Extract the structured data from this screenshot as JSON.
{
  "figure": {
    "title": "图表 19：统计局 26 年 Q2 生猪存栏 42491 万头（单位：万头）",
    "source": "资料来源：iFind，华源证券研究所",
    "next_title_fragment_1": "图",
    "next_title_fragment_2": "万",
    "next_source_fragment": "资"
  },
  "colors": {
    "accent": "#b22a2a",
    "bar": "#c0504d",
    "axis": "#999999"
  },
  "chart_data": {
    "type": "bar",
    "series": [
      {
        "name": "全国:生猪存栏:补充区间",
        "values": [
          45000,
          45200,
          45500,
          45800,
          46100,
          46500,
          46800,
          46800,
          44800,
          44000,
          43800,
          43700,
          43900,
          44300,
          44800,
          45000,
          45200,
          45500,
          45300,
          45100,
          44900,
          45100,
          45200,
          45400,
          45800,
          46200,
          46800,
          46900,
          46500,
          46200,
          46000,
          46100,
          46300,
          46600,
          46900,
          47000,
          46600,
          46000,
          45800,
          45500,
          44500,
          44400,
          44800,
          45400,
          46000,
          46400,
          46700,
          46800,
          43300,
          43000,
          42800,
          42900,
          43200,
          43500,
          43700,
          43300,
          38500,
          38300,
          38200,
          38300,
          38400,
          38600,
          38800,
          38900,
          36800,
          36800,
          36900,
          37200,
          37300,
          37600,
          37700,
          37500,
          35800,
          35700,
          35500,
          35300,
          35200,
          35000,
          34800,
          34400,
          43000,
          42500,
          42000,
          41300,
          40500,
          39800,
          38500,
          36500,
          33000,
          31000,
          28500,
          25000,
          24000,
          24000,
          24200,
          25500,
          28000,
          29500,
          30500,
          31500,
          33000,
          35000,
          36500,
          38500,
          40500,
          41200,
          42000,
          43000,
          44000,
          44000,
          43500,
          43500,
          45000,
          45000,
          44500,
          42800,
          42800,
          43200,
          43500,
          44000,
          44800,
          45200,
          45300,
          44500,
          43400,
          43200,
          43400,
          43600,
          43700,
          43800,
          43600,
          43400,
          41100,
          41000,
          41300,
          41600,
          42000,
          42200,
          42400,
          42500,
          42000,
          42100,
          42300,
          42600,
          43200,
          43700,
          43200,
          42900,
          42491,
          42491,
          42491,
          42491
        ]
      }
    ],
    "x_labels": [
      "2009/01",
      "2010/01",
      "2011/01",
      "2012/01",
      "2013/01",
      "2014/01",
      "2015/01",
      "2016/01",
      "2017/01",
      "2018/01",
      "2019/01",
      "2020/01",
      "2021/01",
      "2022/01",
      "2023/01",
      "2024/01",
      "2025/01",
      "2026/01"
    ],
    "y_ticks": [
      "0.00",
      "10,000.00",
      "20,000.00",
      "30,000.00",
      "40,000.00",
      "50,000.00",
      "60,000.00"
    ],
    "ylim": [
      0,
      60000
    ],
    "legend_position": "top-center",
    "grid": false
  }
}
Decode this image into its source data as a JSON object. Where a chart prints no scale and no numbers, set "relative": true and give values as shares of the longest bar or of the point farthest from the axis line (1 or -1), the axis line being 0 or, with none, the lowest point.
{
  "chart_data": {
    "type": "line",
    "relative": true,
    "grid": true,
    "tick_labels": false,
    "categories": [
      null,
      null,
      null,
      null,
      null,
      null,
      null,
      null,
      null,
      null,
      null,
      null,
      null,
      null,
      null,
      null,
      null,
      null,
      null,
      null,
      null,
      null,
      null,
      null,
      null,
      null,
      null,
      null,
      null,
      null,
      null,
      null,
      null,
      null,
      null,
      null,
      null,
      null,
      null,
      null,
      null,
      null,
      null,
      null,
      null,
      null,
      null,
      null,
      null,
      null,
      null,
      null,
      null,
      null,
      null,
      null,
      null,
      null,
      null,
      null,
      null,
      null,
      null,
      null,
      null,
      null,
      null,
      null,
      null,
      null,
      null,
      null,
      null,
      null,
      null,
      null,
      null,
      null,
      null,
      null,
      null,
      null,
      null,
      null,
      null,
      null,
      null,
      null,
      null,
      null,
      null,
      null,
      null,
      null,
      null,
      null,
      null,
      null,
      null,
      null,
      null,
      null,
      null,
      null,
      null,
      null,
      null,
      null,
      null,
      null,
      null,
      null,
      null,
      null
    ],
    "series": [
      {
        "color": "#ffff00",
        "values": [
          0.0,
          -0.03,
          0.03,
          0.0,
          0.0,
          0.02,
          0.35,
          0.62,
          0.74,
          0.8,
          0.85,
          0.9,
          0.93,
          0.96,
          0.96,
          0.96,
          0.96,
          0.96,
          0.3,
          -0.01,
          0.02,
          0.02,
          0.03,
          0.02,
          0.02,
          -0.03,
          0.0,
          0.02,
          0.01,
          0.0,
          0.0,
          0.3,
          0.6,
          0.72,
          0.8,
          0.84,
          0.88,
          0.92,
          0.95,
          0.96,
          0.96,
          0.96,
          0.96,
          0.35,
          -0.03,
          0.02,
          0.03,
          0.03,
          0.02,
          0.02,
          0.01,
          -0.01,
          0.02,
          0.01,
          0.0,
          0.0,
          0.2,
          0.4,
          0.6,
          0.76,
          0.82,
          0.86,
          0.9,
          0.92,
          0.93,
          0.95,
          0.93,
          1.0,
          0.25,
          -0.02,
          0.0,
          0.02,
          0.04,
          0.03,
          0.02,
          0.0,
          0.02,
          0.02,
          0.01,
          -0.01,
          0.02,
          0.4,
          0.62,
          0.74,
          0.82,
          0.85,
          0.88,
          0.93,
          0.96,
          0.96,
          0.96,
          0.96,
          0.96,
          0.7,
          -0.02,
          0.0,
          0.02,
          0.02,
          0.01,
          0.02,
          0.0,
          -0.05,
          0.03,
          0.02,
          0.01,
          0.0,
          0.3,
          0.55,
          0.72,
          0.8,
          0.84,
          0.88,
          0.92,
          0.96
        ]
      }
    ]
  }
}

■ ■ ■ ■ ■

* **The exercise**
Copy every line of the material in which the word "this" occurs.

* **Result below**
Extract the structured data from this screenshot as JSON.
Decode this image into its source data as a JSON object. Where a chart prints no scale and no numbers, set "relative": true and give values as shares of the longest bar or of the point farthest from the axis line (1 or -1), the axis line being 0 or, with none, the lowest point.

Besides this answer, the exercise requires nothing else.